#### ROWS:
++++++
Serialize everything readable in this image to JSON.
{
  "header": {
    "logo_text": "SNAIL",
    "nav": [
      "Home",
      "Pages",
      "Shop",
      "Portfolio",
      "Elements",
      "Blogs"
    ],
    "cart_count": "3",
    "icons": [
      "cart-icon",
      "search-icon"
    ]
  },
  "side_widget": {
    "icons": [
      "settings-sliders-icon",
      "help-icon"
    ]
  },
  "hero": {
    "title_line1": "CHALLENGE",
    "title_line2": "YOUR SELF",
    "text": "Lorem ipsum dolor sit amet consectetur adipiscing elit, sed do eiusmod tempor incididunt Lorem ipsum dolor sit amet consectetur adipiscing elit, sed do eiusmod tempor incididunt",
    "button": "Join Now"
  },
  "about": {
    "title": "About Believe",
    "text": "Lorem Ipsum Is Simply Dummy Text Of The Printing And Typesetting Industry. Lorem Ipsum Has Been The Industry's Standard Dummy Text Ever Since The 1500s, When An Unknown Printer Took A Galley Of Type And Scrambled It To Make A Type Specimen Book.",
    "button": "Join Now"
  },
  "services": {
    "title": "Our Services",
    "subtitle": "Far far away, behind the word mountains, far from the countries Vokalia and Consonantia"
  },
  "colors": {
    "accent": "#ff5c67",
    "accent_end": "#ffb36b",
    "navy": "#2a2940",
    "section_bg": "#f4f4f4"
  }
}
++++++
Send back all of the entries exactly, with nothing missing.

#### EXERCISE ANSWER:
Serialize everything readable in this image to JSON.
{
  "header": {
    "logo_text": "SNAIL",
    "nav": [
      "Home",
      "Pages",
      "Shop",
      "Portfolio",
      "Elements",
      "Blogs"
    ],
    "cart_count": "3",
    "icons": [
      "cart-icon",
      "search-icon"
    ]
  },
  "side_widget": {
    "icons": [
      "settings-sliders-icon",
      "help-icon"
    ]
  },
  "hero": {
    "title_line1": "CHALLENGE",
    "title_line2": "YOUR SELF",
    "text": "Lorem ipsum dolor sit amet consectetur adipiscing elit, sed do eiusmod tempor incididunt Lorem ipsum dolor sit amet consectetur adipiscing elit, sed do eiusmod tempor incididunt",
    "button": "Join Now"
  },
  "about": {
    "title": "About Believe",
    "text": "Lorem Ipsum Is Simply Dummy Text Of The Printing And Typesetting Industry. Lorem Ipsum Has Been The Industry's Standard Dummy Text Ever Since The 1500s, When An Unknown Printer Took A Galley Of Type And Scrambled It To Make A Type Specimen Book.",
    "button": "Join Now"
  },
  "services": {
    "title": "Our Services",
    "subtitle": "Far far away, behind the word mountains, far from the countries Vokalia and Consonantia"
  },
  "colors": {
    "accent": "#ff5c67",
    "accent_end": "#ffb36b",
    "navy": "#2a2940",
    "section_bg": "#f4f4f4"
  }
}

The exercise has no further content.